- [OBJECTIVE]:
Write the entries below out again exactly; any picture in them stays out.

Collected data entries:
####

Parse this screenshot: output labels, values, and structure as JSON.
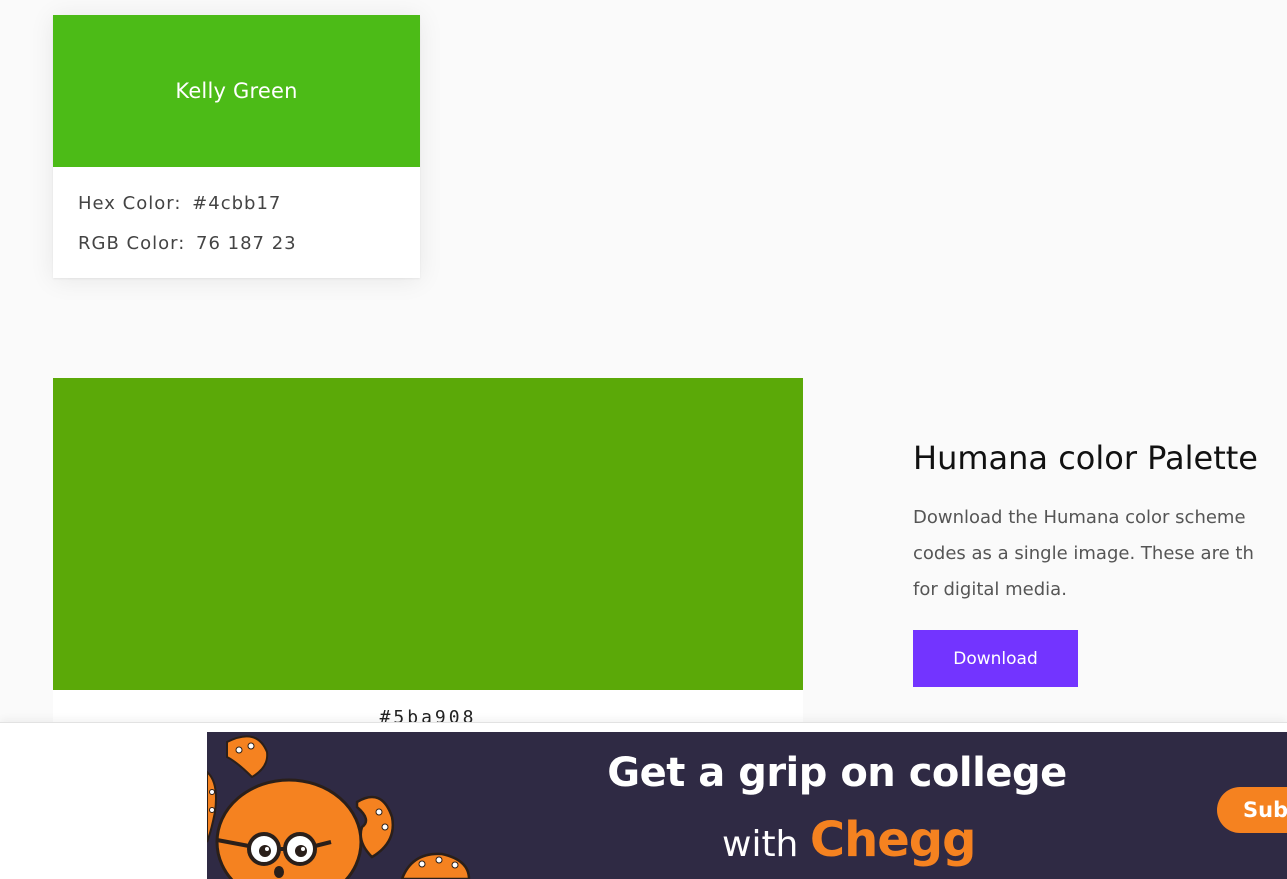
{
  "color_card": {
    "name": "Kelly Green",
    "hex_label": "Hex Color:",
    "hex_value": "#4cbb17",
    "rgb_label": "RGB Color:",
    "rgb_value": "76 187 23",
    "swatch_color": "#4cbb17"
  },
  "palette": {
    "swatch_color": "#5ba908",
    "hex": "#5ba908",
    "title": "Humana color Palette",
    "description_lines": [
      "Download the Humana color scheme",
      "codes as a single image. These are th",
      "for digital media."
    ],
    "download_label": "Download",
    "button_color": "#7334ff"
  },
  "ad": {
    "headline": "Get a grip on college",
    "with_text": "with",
    "brand": "Chegg",
    "cta_label": "Subs",
    "background": "#2f2a44",
    "brand_color": "#f58220"
  }
}
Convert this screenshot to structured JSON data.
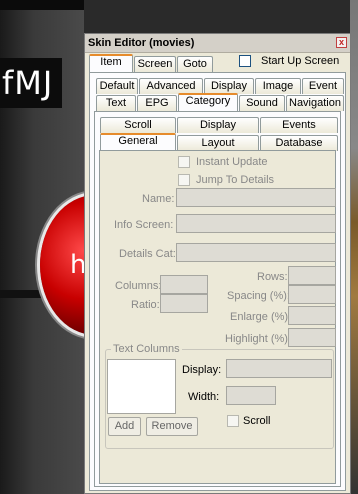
{
  "background": {
    "logo_text": "fMJ",
    "ball_letter": "h"
  },
  "window": {
    "title": "Skin Editor (movies)",
    "close_glyph": "x"
  },
  "top_tabs": [
    "Item",
    "Screen",
    "Goto"
  ],
  "start_up_screen_label": "Start Up Screen",
  "category_tabs_row1": [
    "Default",
    "Advanced",
    "Display",
    "Image",
    "Event"
  ],
  "category_tabs_row2": [
    "Text",
    "EPG",
    "Category",
    "Sound",
    "Navigation"
  ],
  "sub_tabs_row1": [
    "Scroll",
    "Display",
    "Events"
  ],
  "sub_tabs_row2": [
    "General",
    "Layout",
    "Database"
  ],
  "general": {
    "instant_update": "Instant Update",
    "jump_to_details": "Jump To Details",
    "name_label": "Name:",
    "info_screen_label": "Info Screen:",
    "details_cat_label": "Details Cat:",
    "columns_label": "Columns:",
    "ratio_label": "Ratio:",
    "rows_label": "Rows:",
    "spacing_label": "Spacing (%):",
    "enlarge_label": "Enlarge (%):",
    "highlight_label": "Highlight (%):"
  },
  "text_columns": {
    "legend": "Text Columns",
    "display_label": "Display:",
    "width_label": "Width:",
    "scroll_label": "Scroll",
    "add_button": "Add",
    "remove_button": "Remove"
  }
}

####

- [TASK ANSWER]:
Parse this screenshot: output labels, values, and structure as JSON.
{
  "color_card": {
    "name": "Kelly Green",
    "hex_label": "Hex Color:",
    "hex_value": "#4cbb17",
    "rgb_label": "RGB Color:",
    "rgb_value": "76 187 23",
    "swatch_color": "#4cbb17"
  },
  "palette": {
    "swatch_color": "#5ba908",
    "hex": "#5ba908",
    "title": "Humana color Palette",
    "description_lines": [
      "Download the Humana color scheme",
      "codes as a single image. These are th",
      "for digital media."
    ],
    "download_label": "Download",
    "button_color": "#7334ff"
  },
  "ad": {
    "headline": "Get a grip on college",
    "with_text": "with",
    "brand": "Chegg",
    "cta_label": "Subs",
    "background": "#2f2a44",
    "brand_color": "#f58220"
  }
}
Convert this screenshot to structured JSON data.
{
  "background": {
    "logo_text": "fMJ",
    "ball_letter": "h"
  },
  "window": {
    "title": "Skin Editor (movies)",
    "close_glyph": "x"
  },
  "top_tabs": [
    "Item",
    "Screen",
    "Goto"
  ],
  "start_up_screen_label": "Start Up Screen",
  "category_tabs_row1": [
    "Default",
    "Advanced",
    "Display",
    "Image",
    "Event"
  ],
  "category_tabs_row2": [
    "Text",
    "EPG",
    "Category",
    "Sound",
    "Navigation"
  ],
  "sub_tabs_row1": [
    "Scroll",
    "Display",
    "Events"
  ],
  "sub_tabs_row2": [
    "General",
    "Layout",
    "Database"
  ],
  "general": {
    "instant_update": "Instant Update",
    "jump_to_details": "Jump To Details",
    "name_label": "Name:",
    "info_screen_label": "Info Screen:",
    "details_cat_label": "Details Cat:",
    "columns_label": "Columns:",
    "ratio_label": "Ratio:",
    "rows_label": "Rows:",
    "spacing_label": "Spacing (%):",
    "enlarge_label": "Enlarge (%):",
    "highlight_label": "Highlight (%):"
  },
  "text_columns": {
    "legend": "Text Columns",
    "display_label": "Display:",
    "width_label": "Width:",
    "scroll_label": "Scroll",
    "add_button": "Add",
    "remove_button": "Remove"
  }
}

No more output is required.